Supplied data >>
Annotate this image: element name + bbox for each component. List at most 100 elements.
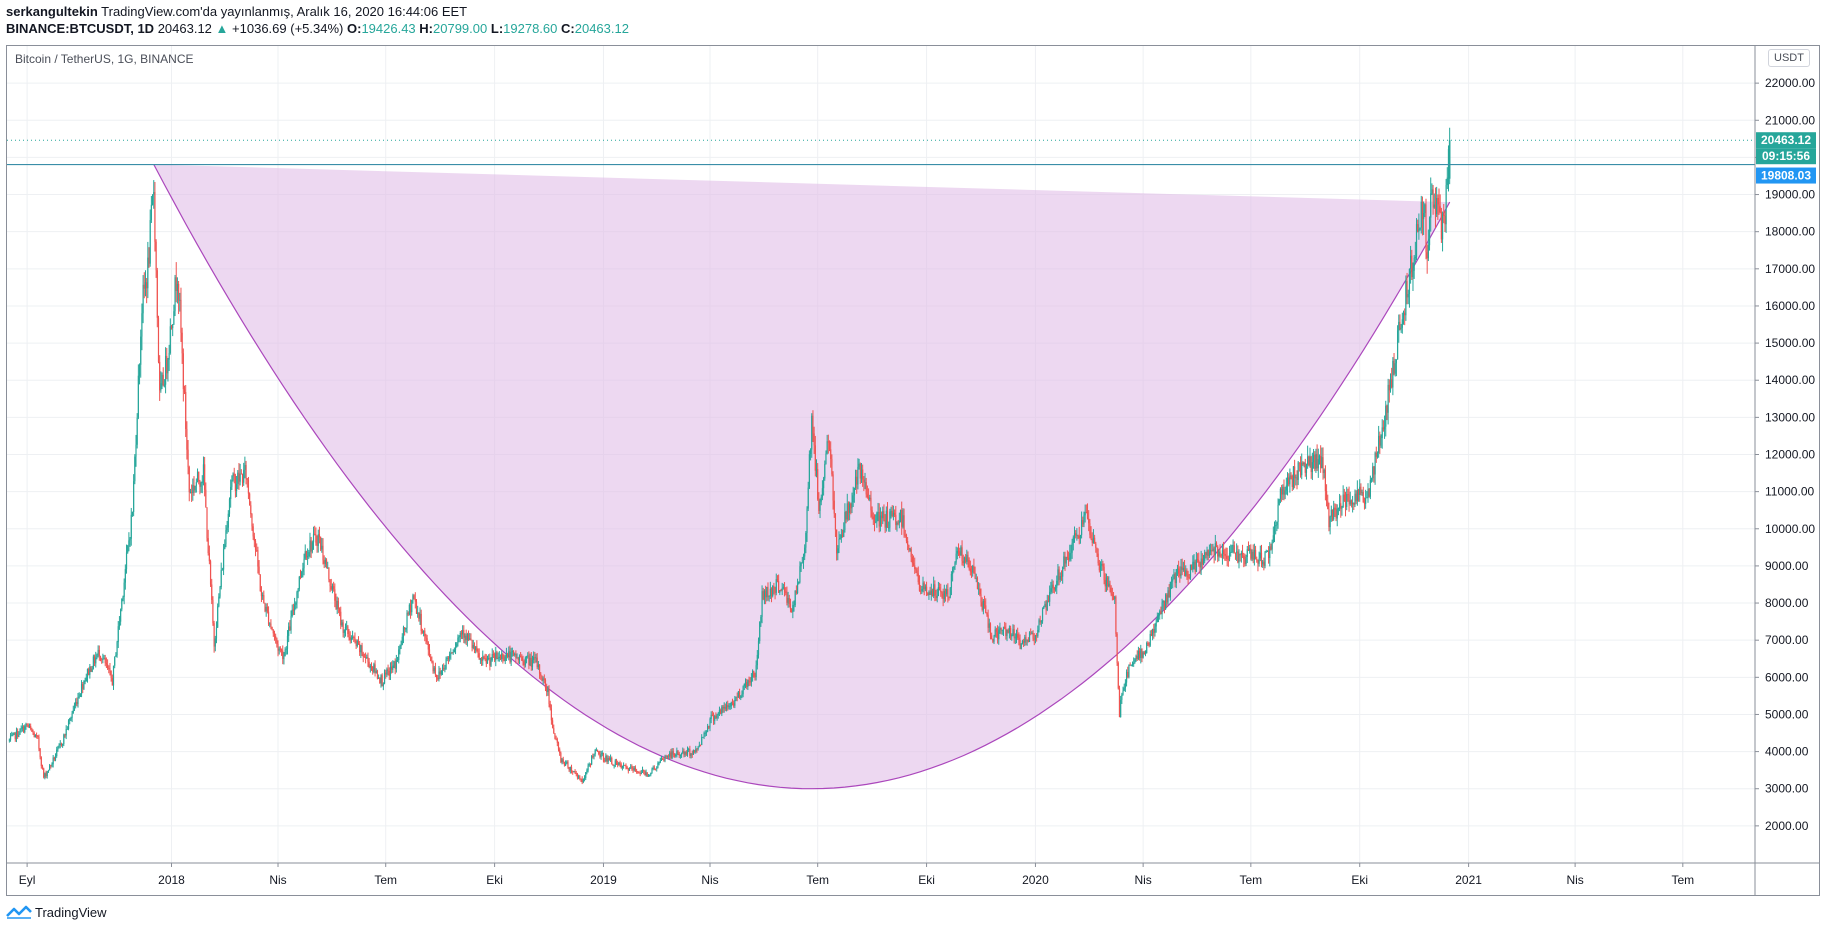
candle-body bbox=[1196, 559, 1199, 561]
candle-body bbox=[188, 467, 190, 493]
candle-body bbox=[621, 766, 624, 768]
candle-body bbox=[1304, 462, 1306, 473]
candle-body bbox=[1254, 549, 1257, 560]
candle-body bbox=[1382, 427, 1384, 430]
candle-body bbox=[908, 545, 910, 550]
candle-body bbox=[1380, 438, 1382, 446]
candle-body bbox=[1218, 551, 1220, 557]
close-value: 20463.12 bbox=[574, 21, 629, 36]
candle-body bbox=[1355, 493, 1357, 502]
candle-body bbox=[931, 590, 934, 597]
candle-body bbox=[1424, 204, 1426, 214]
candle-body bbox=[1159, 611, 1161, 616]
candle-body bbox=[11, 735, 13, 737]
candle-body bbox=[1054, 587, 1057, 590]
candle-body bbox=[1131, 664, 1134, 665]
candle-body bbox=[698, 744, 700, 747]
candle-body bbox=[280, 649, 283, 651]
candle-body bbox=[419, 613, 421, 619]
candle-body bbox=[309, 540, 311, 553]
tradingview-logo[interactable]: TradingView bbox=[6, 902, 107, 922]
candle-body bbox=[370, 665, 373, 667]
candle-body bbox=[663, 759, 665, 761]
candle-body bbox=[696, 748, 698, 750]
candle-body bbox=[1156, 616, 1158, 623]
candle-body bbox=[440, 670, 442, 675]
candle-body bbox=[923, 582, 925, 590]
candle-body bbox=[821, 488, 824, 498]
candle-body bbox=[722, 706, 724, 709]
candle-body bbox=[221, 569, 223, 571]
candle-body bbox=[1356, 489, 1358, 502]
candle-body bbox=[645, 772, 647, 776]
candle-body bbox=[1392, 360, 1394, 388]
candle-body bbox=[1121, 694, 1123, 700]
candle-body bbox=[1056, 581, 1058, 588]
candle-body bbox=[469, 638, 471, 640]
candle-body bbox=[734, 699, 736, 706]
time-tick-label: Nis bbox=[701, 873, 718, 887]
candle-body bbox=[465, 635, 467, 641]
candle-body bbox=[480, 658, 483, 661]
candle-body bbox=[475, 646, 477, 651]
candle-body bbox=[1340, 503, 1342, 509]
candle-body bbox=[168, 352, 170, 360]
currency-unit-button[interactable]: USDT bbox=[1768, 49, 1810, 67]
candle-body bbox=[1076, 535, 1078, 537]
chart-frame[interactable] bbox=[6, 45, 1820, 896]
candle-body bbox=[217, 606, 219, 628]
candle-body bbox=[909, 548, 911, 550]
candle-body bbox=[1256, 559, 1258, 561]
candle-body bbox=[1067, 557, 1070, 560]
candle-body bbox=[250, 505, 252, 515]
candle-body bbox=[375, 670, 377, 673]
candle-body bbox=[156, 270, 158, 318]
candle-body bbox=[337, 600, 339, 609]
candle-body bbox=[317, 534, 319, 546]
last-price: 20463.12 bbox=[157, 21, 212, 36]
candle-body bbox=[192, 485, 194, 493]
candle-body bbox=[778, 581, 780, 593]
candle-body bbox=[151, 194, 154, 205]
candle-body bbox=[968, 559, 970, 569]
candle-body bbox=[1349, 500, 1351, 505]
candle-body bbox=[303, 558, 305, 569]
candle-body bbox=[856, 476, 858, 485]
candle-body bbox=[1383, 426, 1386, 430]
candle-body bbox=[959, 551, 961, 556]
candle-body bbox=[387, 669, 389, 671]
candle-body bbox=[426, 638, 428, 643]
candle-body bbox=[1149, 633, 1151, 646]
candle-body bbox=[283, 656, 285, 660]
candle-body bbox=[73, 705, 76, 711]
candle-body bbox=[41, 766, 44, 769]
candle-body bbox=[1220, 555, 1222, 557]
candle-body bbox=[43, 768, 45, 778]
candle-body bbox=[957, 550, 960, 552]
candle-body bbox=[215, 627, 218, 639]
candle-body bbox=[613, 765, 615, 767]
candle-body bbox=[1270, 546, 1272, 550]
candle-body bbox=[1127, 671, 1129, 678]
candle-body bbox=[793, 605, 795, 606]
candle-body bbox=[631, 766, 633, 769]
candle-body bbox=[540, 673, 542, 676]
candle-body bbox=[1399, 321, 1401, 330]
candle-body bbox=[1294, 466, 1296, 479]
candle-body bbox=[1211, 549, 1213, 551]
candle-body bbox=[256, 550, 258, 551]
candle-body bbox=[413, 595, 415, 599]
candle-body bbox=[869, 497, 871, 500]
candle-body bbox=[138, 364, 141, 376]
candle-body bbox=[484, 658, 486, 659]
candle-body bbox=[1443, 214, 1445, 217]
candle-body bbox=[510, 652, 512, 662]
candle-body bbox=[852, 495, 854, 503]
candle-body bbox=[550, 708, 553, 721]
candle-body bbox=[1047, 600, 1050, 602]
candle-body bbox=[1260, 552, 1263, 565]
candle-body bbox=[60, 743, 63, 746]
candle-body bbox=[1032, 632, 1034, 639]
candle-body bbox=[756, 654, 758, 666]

* * *

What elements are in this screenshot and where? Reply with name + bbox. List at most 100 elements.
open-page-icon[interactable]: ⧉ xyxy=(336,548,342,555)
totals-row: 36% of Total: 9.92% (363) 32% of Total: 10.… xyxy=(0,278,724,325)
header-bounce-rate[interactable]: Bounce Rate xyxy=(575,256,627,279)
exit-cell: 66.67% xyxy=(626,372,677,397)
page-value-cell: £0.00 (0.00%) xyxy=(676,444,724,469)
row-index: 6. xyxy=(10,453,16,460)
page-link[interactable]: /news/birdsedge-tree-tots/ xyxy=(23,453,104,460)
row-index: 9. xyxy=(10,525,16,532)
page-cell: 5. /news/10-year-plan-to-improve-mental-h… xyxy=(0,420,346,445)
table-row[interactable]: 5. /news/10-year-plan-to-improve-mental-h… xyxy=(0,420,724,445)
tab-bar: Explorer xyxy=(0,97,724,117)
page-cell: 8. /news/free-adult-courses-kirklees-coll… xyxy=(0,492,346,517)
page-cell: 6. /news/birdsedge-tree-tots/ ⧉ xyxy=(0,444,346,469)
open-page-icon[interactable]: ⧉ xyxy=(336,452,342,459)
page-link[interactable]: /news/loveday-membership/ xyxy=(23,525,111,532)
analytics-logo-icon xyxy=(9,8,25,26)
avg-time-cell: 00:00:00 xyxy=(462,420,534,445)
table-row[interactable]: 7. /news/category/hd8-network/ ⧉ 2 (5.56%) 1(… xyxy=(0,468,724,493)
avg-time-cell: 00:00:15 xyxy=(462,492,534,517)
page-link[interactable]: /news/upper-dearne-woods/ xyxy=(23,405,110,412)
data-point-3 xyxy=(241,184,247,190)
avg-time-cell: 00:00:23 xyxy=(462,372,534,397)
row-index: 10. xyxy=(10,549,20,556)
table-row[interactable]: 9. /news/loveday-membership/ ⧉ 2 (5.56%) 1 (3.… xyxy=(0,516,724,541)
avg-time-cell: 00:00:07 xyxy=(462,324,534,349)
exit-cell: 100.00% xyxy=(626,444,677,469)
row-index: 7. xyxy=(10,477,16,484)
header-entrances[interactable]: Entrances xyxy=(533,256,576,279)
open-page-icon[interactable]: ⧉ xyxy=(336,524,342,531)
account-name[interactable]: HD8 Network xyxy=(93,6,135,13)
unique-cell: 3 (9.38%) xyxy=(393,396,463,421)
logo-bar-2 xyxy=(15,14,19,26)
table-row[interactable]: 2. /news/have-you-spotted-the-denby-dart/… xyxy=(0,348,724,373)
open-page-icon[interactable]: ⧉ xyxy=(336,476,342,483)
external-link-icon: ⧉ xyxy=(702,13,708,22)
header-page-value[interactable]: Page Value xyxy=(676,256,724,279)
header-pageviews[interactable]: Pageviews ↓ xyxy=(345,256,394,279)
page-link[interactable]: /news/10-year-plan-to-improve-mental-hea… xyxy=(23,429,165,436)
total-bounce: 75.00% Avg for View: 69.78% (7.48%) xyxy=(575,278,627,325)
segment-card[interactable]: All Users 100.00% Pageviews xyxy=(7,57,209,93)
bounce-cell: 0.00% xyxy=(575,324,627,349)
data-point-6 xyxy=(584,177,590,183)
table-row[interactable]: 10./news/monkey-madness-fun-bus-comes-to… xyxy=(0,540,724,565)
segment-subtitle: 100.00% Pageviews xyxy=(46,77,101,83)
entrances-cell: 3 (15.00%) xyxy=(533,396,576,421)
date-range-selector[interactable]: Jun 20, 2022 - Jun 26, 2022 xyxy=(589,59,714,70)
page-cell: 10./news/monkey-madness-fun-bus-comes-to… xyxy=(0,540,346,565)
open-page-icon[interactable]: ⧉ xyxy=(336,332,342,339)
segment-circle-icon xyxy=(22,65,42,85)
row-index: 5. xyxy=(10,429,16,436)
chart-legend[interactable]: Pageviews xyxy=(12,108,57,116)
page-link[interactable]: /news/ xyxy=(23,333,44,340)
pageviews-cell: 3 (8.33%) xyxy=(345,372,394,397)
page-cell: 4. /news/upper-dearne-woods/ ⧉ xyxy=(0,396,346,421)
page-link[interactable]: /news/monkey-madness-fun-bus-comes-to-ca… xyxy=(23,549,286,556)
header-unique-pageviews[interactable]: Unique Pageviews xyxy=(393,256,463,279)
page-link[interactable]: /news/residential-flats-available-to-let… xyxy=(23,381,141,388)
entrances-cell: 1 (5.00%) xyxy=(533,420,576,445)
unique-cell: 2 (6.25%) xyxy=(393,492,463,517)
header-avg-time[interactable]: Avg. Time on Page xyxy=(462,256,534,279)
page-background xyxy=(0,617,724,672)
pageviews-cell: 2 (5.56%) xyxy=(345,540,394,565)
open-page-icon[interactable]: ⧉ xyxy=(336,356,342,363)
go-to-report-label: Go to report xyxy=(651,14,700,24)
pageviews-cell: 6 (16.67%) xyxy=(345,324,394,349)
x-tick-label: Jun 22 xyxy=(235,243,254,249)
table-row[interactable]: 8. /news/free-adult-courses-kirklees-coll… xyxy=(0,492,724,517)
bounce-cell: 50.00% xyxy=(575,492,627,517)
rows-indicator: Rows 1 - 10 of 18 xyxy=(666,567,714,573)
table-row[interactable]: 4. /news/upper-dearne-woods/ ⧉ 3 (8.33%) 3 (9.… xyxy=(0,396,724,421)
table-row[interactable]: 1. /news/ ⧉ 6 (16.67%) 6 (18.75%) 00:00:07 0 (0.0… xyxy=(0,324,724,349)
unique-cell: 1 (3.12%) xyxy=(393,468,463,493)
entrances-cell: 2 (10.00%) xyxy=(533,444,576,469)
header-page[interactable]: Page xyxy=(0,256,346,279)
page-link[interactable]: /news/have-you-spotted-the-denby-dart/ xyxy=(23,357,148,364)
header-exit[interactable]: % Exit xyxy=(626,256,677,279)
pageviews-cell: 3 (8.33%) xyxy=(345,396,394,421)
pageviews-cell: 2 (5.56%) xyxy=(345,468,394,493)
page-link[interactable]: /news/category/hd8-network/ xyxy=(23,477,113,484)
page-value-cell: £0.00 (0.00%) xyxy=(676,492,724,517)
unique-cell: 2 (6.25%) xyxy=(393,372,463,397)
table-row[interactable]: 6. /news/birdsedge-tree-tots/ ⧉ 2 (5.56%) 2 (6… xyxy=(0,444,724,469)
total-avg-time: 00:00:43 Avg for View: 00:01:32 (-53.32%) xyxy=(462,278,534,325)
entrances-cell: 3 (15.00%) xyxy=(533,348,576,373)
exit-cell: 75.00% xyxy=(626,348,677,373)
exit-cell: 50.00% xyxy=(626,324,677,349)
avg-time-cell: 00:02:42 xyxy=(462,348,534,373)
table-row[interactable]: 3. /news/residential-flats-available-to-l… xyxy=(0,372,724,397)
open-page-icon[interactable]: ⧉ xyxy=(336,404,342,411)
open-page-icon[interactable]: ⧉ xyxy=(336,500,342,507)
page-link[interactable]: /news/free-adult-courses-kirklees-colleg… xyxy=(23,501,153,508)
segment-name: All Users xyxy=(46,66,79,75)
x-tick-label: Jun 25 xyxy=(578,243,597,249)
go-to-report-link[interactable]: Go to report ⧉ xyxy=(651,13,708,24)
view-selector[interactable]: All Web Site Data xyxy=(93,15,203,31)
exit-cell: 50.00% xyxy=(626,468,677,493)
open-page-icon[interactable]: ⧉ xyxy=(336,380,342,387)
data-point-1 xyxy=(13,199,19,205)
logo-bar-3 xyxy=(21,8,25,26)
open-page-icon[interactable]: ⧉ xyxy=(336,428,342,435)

---

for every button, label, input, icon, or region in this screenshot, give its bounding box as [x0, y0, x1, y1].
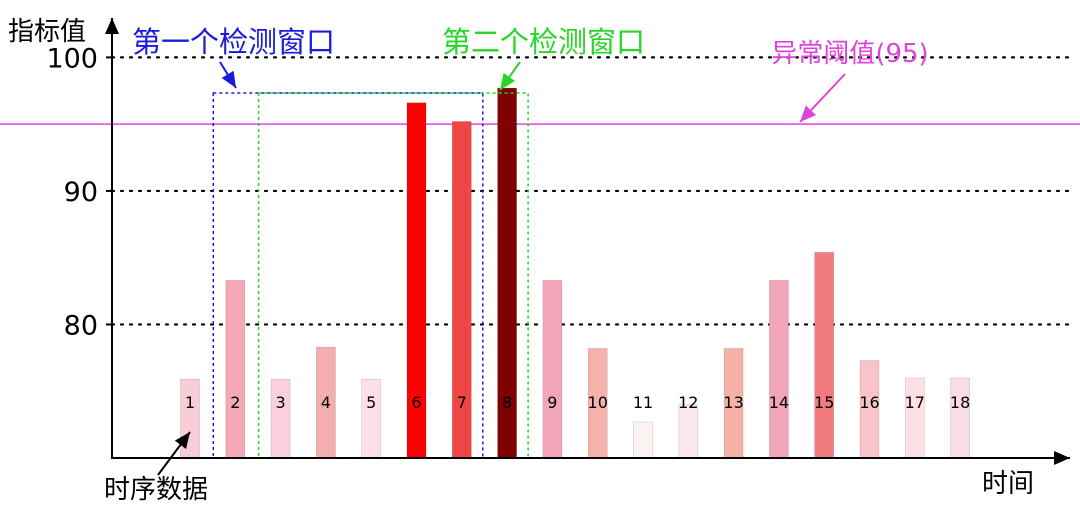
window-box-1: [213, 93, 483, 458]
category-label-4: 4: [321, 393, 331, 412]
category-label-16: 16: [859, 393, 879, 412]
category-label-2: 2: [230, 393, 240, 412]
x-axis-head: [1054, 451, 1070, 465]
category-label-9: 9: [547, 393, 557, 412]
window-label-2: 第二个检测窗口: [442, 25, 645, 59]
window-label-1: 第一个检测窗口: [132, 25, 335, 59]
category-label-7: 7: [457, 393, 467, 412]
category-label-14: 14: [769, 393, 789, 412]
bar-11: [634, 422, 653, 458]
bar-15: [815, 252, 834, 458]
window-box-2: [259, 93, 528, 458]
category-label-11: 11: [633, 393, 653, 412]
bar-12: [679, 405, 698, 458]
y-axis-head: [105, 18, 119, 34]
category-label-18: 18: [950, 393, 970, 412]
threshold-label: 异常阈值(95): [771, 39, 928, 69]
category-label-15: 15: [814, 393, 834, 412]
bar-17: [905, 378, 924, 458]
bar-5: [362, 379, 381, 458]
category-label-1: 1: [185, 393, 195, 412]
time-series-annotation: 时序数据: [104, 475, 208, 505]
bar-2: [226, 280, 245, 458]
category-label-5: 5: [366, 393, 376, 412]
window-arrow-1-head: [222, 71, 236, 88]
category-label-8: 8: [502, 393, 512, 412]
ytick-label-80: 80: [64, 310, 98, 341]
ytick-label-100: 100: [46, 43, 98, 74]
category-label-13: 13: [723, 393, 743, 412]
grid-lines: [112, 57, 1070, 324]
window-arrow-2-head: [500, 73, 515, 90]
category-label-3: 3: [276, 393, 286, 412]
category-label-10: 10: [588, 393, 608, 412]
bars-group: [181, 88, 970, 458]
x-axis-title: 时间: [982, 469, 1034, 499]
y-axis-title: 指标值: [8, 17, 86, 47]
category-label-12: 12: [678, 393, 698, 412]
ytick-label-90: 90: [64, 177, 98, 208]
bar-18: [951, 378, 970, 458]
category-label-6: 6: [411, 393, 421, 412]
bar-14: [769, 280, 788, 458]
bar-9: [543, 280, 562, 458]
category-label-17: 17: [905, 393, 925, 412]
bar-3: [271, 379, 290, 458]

Task details >>
Copy the records in the stretch from the line containing "What elements are" through the line containing "page-value-cell: £0.00 (0.00%) xyxy=(676,444,724,469)", swapping "Bounce Rate" for "Exit Rate" and leaving everything else unchanged.

Output for this task >>
What elements are in this screenshot and where? Reply with name + bbox. List at most 100 elements.
open-page-icon[interactable]: ⧉ xyxy=(336,548,342,555)
totals-row: 36% of Total: 9.92% (363) 32% of Total: 10.… xyxy=(0,278,724,325)
header-bounce-rate[interactable]: Exit Rate xyxy=(575,256,627,279)
exit-cell: 66.67% xyxy=(626,372,677,397)
page-value-cell: £0.00 (0.00%) xyxy=(676,444,724,469)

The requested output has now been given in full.